----- Data shown

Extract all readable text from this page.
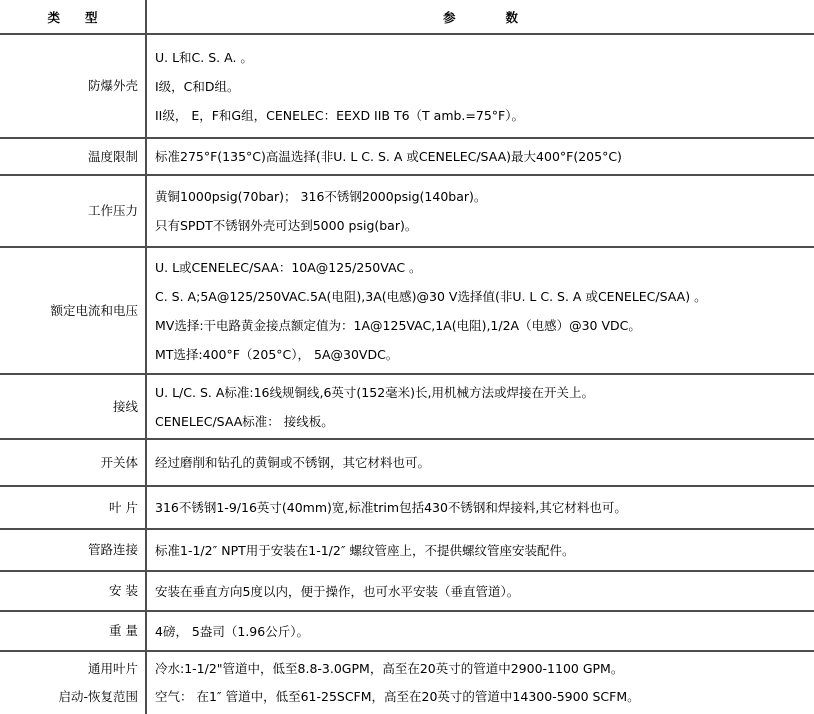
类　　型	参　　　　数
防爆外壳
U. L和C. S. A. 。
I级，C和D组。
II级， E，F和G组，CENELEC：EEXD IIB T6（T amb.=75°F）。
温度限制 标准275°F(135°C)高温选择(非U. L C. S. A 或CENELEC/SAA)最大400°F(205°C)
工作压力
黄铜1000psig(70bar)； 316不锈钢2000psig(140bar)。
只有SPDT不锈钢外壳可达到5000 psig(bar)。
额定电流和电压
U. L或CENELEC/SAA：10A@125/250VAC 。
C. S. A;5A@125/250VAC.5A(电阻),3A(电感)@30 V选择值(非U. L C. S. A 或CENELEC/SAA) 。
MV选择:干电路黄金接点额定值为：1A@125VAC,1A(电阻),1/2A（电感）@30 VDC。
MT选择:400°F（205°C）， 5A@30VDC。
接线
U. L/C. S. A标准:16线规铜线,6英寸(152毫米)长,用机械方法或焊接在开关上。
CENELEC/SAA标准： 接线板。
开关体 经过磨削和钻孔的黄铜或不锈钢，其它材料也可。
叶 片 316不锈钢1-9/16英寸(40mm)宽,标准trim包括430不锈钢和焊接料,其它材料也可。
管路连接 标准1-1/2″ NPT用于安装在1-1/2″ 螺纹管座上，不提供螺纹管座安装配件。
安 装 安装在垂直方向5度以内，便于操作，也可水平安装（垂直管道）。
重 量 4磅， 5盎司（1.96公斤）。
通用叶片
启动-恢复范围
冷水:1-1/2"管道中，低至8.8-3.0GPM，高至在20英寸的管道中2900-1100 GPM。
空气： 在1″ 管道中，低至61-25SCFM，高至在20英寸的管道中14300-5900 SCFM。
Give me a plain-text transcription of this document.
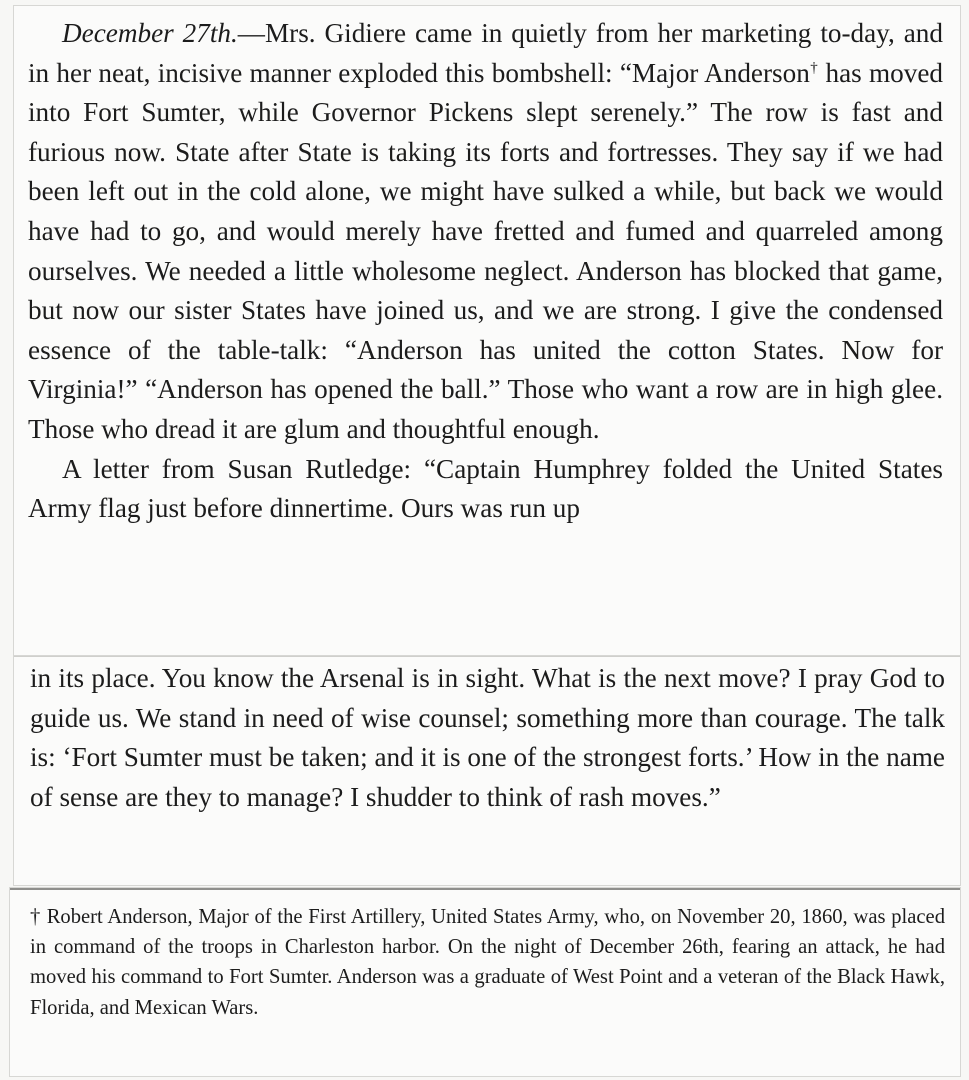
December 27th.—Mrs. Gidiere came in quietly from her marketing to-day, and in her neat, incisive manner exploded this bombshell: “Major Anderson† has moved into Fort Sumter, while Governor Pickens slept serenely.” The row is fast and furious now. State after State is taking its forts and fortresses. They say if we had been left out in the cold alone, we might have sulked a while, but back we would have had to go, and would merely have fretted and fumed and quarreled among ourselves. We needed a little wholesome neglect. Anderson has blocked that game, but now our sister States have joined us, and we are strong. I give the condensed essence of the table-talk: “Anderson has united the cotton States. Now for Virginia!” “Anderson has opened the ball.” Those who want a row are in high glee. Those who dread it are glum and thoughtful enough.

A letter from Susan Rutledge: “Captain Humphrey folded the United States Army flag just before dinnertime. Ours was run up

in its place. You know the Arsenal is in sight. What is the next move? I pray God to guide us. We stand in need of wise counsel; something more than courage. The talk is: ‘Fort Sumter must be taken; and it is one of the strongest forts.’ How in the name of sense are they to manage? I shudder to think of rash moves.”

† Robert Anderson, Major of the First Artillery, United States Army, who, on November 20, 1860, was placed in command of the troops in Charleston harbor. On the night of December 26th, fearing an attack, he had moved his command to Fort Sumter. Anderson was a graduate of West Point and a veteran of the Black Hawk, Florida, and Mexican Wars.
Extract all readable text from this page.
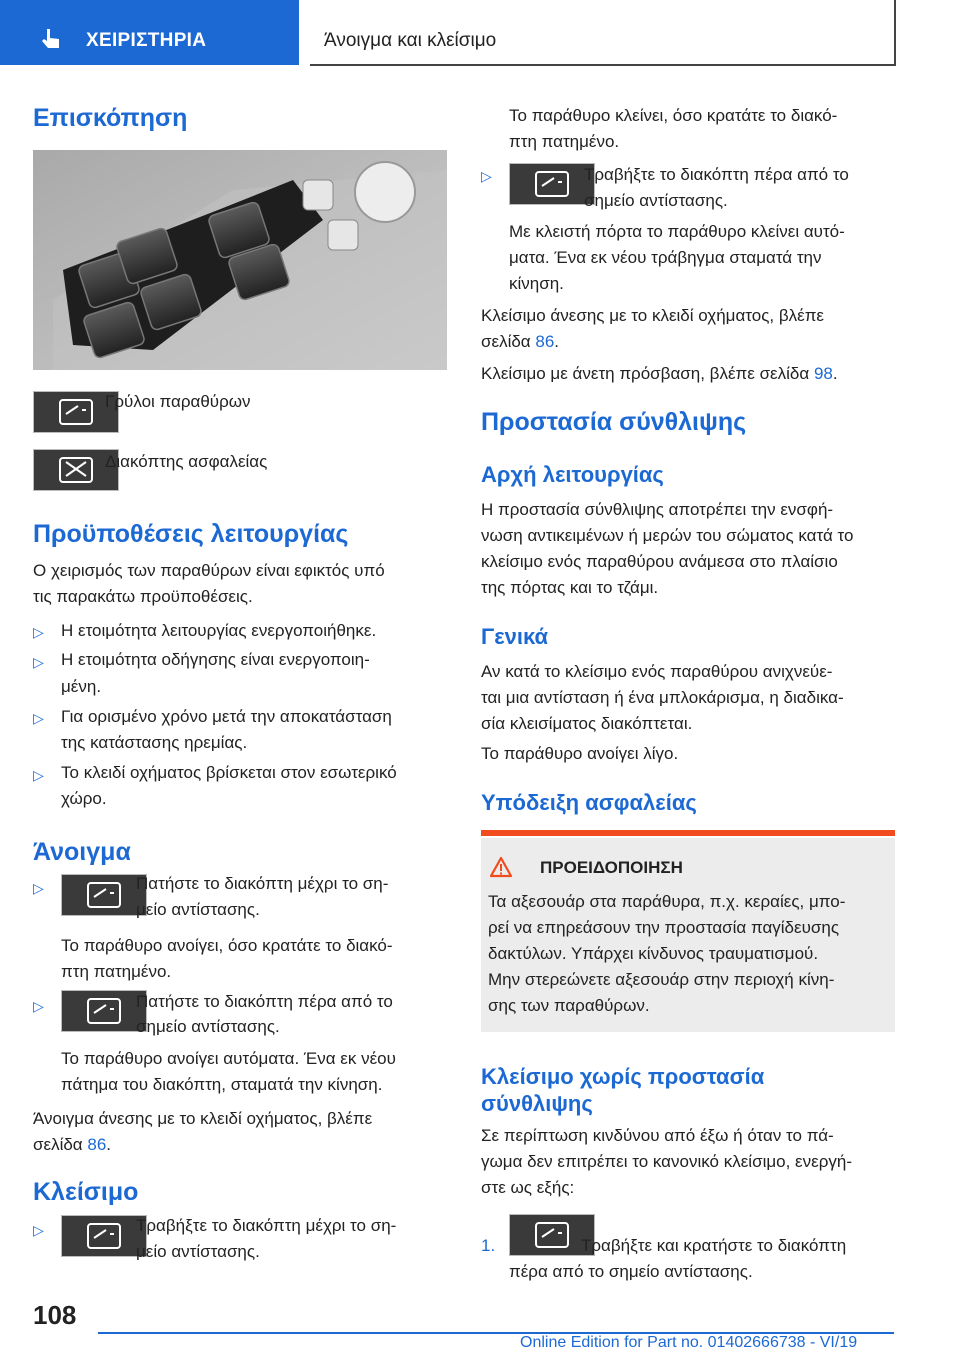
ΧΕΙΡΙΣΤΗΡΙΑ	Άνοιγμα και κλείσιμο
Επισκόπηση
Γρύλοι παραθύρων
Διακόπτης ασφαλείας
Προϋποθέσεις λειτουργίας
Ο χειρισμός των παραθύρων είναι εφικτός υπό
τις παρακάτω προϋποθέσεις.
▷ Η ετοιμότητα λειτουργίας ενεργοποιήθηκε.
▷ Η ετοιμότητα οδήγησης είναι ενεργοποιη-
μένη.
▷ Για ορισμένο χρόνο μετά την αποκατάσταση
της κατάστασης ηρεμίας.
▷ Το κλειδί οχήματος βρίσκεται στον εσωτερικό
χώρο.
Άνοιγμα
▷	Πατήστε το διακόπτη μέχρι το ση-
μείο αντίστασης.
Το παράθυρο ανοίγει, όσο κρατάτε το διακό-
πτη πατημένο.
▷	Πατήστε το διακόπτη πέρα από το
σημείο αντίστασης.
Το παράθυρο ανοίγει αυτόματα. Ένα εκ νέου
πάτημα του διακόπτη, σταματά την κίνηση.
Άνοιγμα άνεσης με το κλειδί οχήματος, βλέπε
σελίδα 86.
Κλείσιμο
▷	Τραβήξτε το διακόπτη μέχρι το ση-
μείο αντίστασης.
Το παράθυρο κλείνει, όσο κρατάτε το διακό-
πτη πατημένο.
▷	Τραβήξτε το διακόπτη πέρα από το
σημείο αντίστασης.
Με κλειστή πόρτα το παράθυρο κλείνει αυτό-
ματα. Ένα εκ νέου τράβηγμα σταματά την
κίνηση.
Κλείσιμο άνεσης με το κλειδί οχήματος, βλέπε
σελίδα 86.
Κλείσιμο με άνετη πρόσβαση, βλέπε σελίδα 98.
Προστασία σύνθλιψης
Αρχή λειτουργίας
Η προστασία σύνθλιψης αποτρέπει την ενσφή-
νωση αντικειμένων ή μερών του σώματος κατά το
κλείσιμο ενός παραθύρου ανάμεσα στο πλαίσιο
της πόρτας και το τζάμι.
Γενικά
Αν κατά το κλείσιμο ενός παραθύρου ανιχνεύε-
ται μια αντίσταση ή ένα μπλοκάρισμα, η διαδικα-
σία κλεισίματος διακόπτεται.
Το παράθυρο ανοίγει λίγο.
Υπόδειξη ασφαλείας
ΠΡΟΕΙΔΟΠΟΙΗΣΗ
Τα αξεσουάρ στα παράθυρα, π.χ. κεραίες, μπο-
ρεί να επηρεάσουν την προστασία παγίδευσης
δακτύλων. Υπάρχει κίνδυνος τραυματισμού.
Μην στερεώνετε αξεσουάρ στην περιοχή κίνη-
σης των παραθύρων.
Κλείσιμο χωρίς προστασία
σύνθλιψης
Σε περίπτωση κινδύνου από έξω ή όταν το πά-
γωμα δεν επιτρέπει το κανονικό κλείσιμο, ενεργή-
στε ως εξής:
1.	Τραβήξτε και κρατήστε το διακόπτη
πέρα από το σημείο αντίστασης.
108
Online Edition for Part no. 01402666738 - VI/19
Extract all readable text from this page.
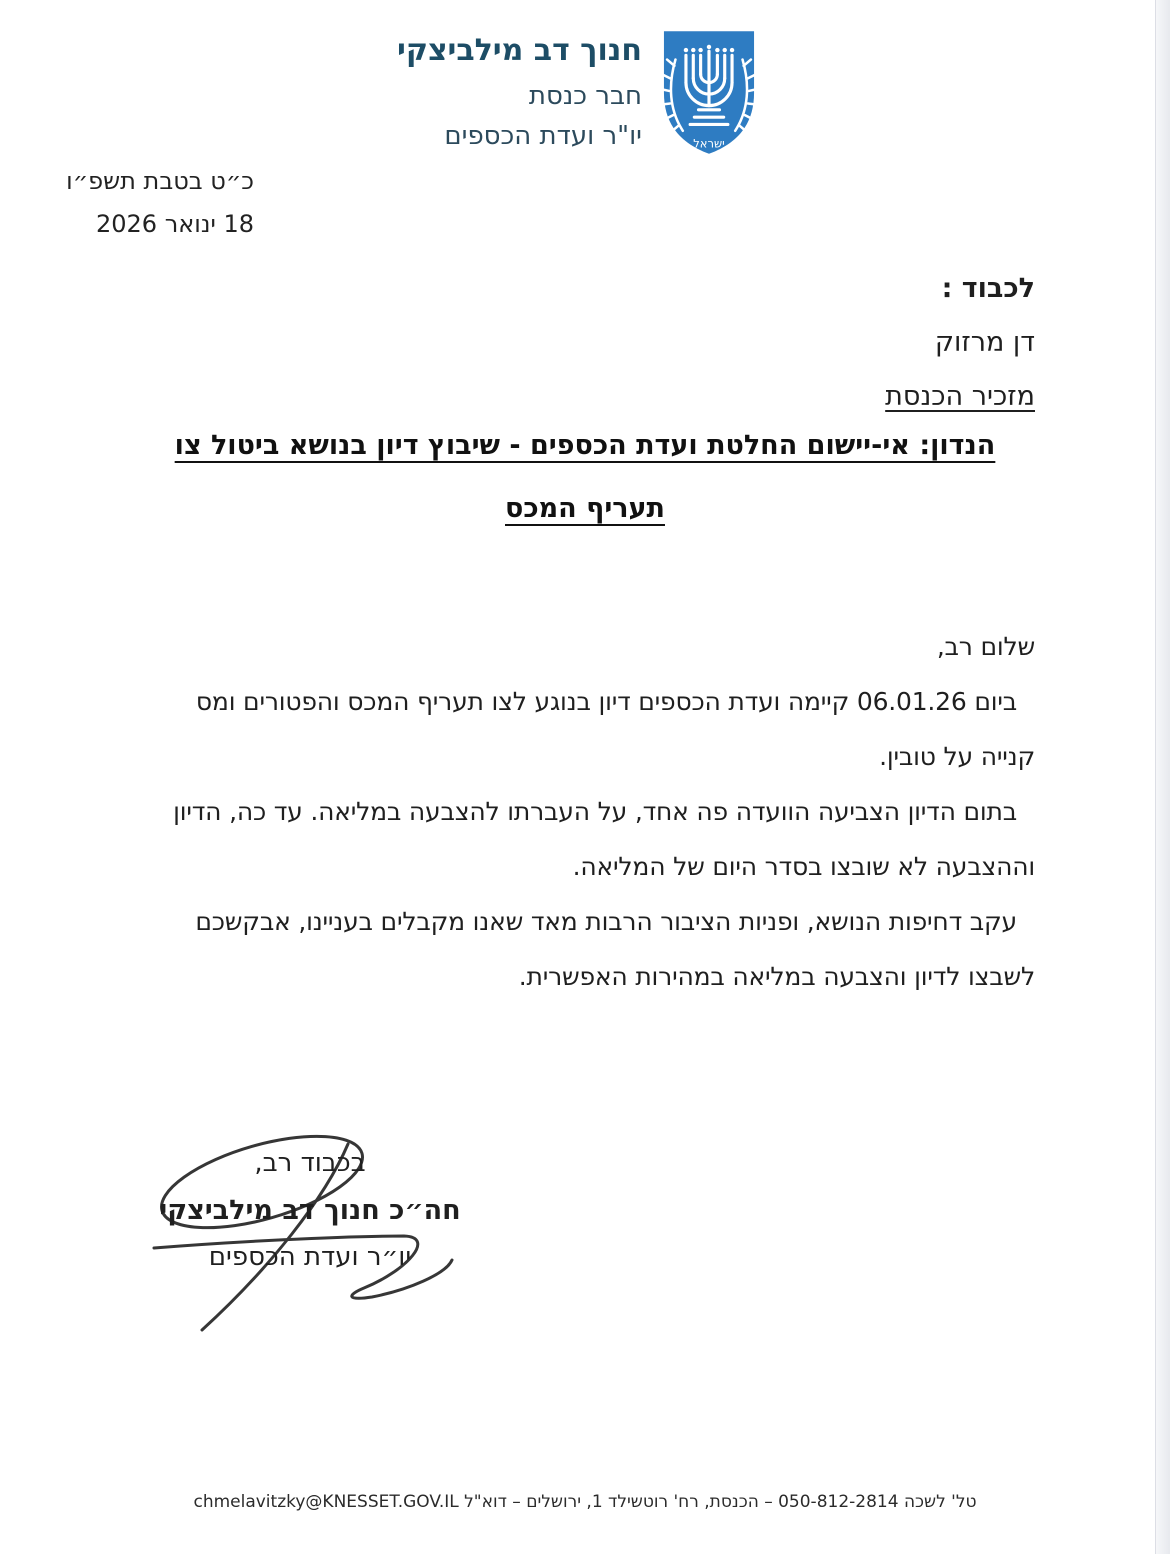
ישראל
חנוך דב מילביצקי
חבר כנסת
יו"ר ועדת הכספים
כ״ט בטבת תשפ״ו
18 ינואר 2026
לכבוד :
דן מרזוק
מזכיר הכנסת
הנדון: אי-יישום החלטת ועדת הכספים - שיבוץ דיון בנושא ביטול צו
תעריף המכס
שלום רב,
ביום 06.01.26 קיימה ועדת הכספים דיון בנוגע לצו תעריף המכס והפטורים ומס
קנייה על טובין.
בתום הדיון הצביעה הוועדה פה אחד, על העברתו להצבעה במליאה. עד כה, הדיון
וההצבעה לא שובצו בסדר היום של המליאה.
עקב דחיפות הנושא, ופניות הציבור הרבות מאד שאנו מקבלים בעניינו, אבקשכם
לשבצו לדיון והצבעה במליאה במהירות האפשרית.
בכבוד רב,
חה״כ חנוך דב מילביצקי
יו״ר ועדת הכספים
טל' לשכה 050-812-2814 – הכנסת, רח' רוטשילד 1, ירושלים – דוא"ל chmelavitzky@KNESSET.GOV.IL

----------

■ **The exercise**:
Scan the data above; copy every line where "άνεσης" appears.

■ **Output**:
Άνοιγμα άνεσης με το κλειδί οχήματος, βλέπε
Κλείσιμο άνεσης με το κλειδί οχήματος, βλέπε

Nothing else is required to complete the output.